**Set task:** In the listing below, locate the lines bearing the word "техники". Copy every one of them.

**Stored records:**
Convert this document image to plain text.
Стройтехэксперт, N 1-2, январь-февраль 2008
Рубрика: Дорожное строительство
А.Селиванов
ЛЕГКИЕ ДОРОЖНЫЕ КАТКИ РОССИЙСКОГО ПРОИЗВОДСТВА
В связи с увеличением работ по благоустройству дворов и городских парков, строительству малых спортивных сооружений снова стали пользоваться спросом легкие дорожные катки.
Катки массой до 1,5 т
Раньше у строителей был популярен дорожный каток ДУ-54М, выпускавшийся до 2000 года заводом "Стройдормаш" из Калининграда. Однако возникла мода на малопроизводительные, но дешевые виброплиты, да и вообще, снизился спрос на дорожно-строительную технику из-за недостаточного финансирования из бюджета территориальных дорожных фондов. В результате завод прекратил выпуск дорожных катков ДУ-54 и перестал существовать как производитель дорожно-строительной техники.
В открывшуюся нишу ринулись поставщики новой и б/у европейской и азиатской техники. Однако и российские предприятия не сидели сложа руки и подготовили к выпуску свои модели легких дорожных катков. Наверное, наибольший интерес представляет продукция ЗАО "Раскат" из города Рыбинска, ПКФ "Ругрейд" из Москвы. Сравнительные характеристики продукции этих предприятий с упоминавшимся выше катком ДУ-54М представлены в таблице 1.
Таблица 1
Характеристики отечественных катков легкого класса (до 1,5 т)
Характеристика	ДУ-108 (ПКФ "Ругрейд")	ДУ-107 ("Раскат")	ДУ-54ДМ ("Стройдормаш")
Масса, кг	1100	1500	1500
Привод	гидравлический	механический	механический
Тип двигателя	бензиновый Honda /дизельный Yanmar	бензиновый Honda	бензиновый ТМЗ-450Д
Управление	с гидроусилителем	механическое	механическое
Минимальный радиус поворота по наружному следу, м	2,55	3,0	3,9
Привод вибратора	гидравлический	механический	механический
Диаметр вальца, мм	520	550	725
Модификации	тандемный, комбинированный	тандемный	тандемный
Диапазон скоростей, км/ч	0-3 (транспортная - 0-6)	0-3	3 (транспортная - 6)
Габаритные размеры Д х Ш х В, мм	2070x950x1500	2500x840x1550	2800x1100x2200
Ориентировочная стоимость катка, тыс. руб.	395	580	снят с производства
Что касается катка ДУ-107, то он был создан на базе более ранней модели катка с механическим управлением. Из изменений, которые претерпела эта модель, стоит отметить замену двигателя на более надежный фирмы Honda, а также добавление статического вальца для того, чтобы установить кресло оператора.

**Result:**
Раньше у строителей был популярен дорожный каток ДУ-54М, выпускавшийся до 2000 года заводом "Стройдормаш" из Калининграда. Однако возникла мода на малопроизводительные, но дешевые виброплиты, да и вообще, снизился спрос на дорожно-строительную технику из-за недостаточного финансирования из бюджета территориальных дорожных фондов. В результате завод прекратил выпуск дорожных катков ДУ-54 и перестал существовать как производитель дорожно-строительной техники.
В открывшуюся нишу ринулись поставщики новой и б/у европейской и азиатской техники. Однако и российские предприятия не сидели сложа руки и подготовили к выпуску свои модели легких дорожных катков. Наверное, наибольший интерес представляет продукция ЗАО "Раскат" из города Рыбинска, ПКФ "Ругрейд" из Москвы. Сравнительные характеристики продукции этих предприятий с упоминавшимся выше катком ДУ-54М представлены в таблице 1.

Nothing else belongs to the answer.